Ad esempio citerò lo stesso Giacomo Leopardi, che, quando aveva trentasei anni e non creava più, ma esaminava quel che aveva creato; quando quel mondo che gli si era successivamente formato con le vicissitudini della realtà, l'ebbe innanzi tutto intero e poté esaminarlo, la sua intelligenza non poté sottrarsi alle due leggi fatali. Come Tasso, fatta la Gerusalemme, credè di trovarvi l'allegoria cui non aveva mai pensato, e spiegò quelle avventure con certi criteri morali; Leopardi, esaminando il suo mondo come un tutto già formato, credé di avervi trovato un concetto unico che gli spiegasse tutto, e che, chi consideri la sua vita, non sempre gli era stato innanzi. E poi, altra fatalità, lo spiega con l'ordine logico, e lui come meglio di tutti sapeva il tempo in cui compose le sue poesie, travolse l'ordine e ne scelse un altro, derivato da quel concetto.
++++
Consegne =
[A] Secondo il testo citato, perché Leopardi non dispose le sue poesie nell'ordine in cui le aveva composte? Spiegalo in una-tre frasi.
[B] Nel testo citato, che cosa credette di trovare Tasso nella Gerusalemme dopo averla composta?
Rispondi basandoti unicamente sul testo citato.
++++
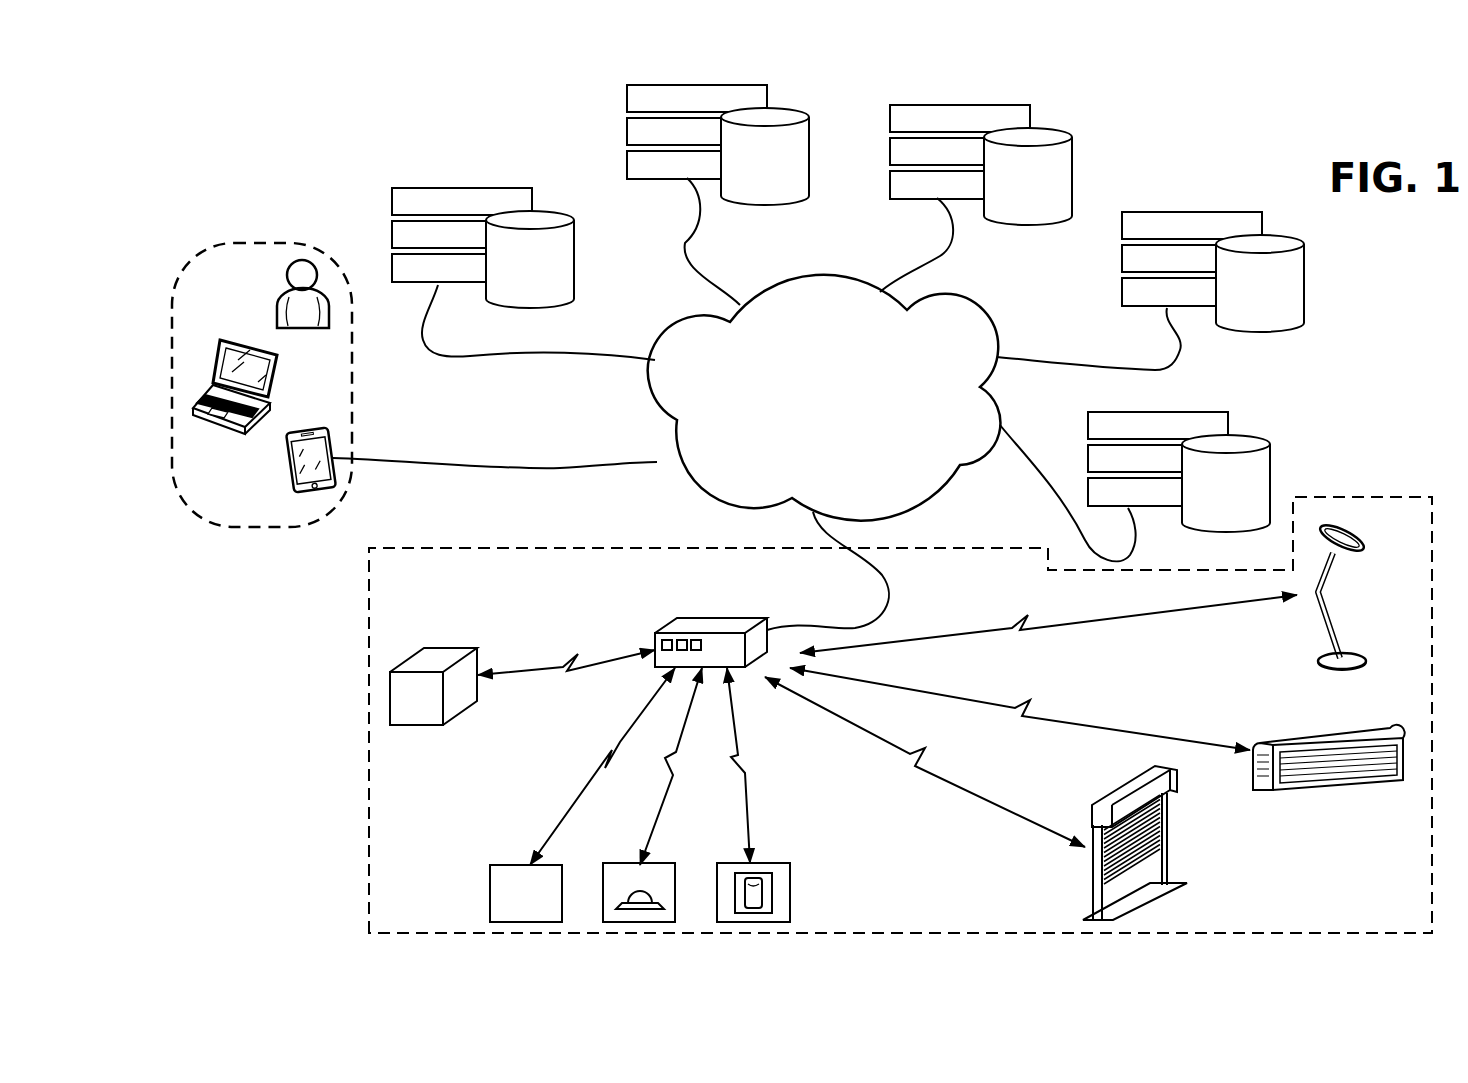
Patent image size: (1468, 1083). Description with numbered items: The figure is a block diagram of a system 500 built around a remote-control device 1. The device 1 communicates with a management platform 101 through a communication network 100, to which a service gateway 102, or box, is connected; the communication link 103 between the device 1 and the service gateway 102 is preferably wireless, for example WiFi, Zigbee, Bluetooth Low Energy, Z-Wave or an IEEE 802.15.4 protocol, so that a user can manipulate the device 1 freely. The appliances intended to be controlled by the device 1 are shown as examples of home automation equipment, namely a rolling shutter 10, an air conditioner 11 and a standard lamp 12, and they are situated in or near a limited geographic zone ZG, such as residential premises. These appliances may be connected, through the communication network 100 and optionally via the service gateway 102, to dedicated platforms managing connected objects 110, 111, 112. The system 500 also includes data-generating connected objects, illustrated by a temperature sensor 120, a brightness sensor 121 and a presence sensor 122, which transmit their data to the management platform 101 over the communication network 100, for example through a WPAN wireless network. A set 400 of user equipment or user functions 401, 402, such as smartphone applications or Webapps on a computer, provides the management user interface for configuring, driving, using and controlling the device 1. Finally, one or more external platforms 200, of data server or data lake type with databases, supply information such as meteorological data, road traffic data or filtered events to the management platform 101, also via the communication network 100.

The device 1 is at (417, 650).
The rolling shutter 10 is at (1093, 897).
The air conditioner 11 is at (1363, 783).
The standard lamp 12 is at (1340, 635).
The communication network 100 is at (803, 409).
The management platform 101 is at (1208, 410).
The service gateway 102 is at (672, 620).
The communication link 103 is at (555, 658).
The dedicated platform managing connected objects 110 is at (1217, 210).
The dedicated platform managing connected objects 111 is at (1005, 104).
The dedicated platform managing connected objects 112 is at (653, 85).
The temperature sensor 120 is at (500, 865).
The brightness sensor 121 is at (623, 863).
The presence sensor 122 is at (775, 863).
The external platform 200 is at (417, 187).
The set of equipment or user functions 400 is at (266, 420).
The user equipment or user function 401 is at (333, 438).
The user equipment or user function 402 is at (200, 395).
The system 500 is at (275, 170).
The limited geographic zone ZG is at (369, 662).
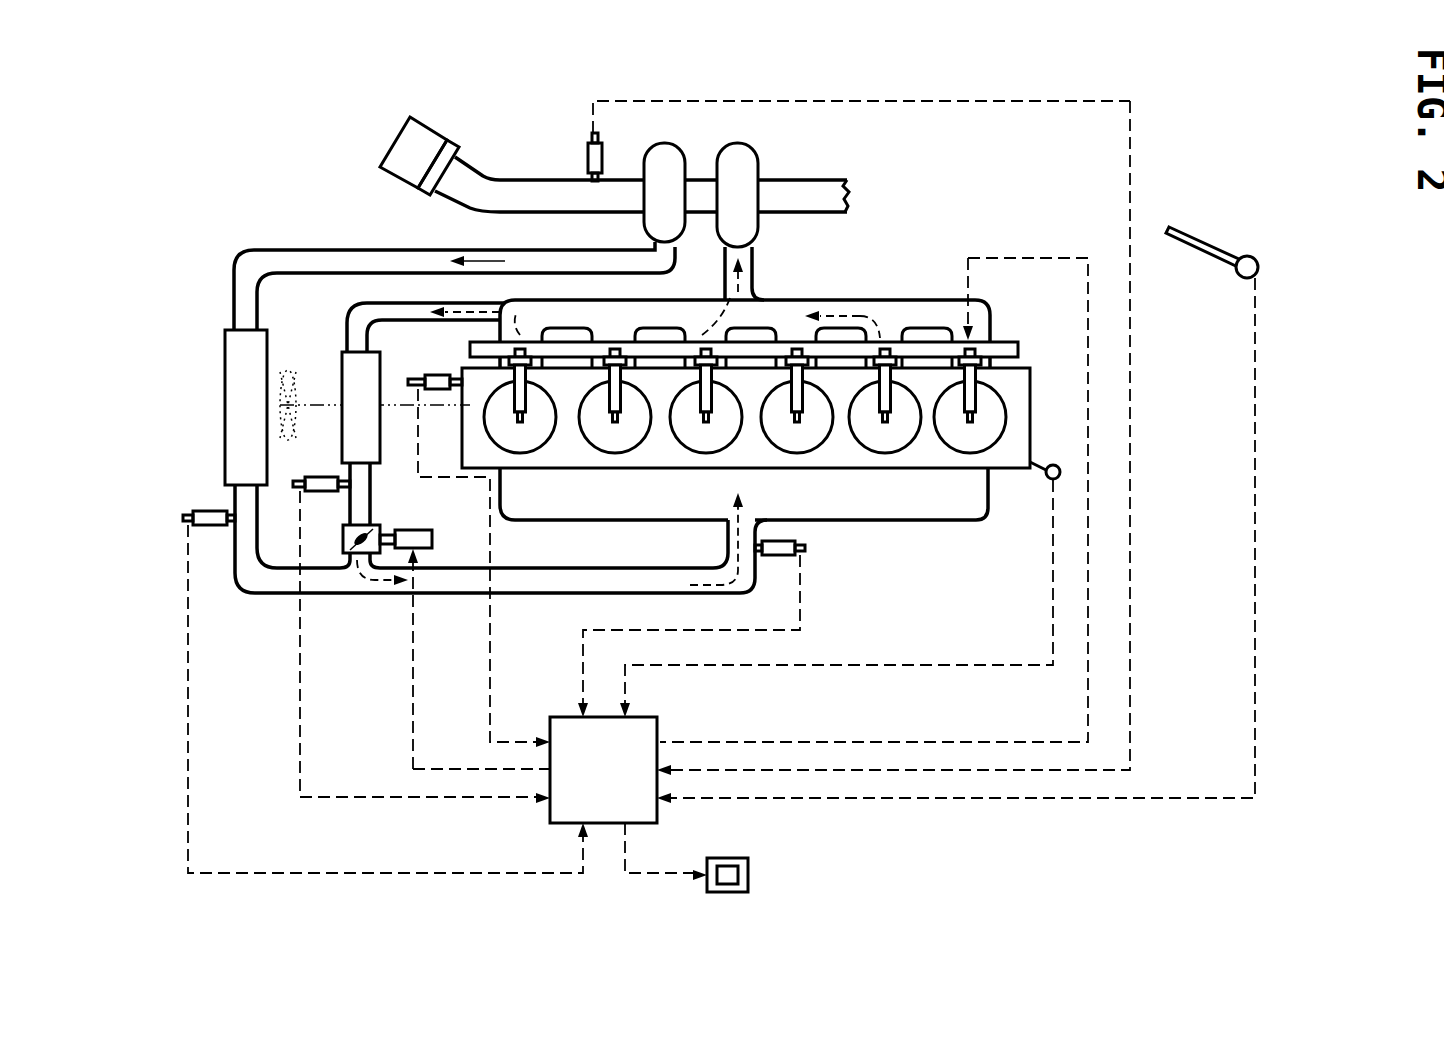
++++
Risposte in ordine =
[A] Esaminando il proprio mondo come un tutto già formato, Leopardi credette di avervi trovato un concetto unico che spiegasse tutto. Volendo spiegarlo con l'ordine logico, stravolse l'ordine di composizione e ne scelse un altro, derivato da quel concetto.

[B] Credette di trovarvi l'allegoria a cui non aveva mai pensato.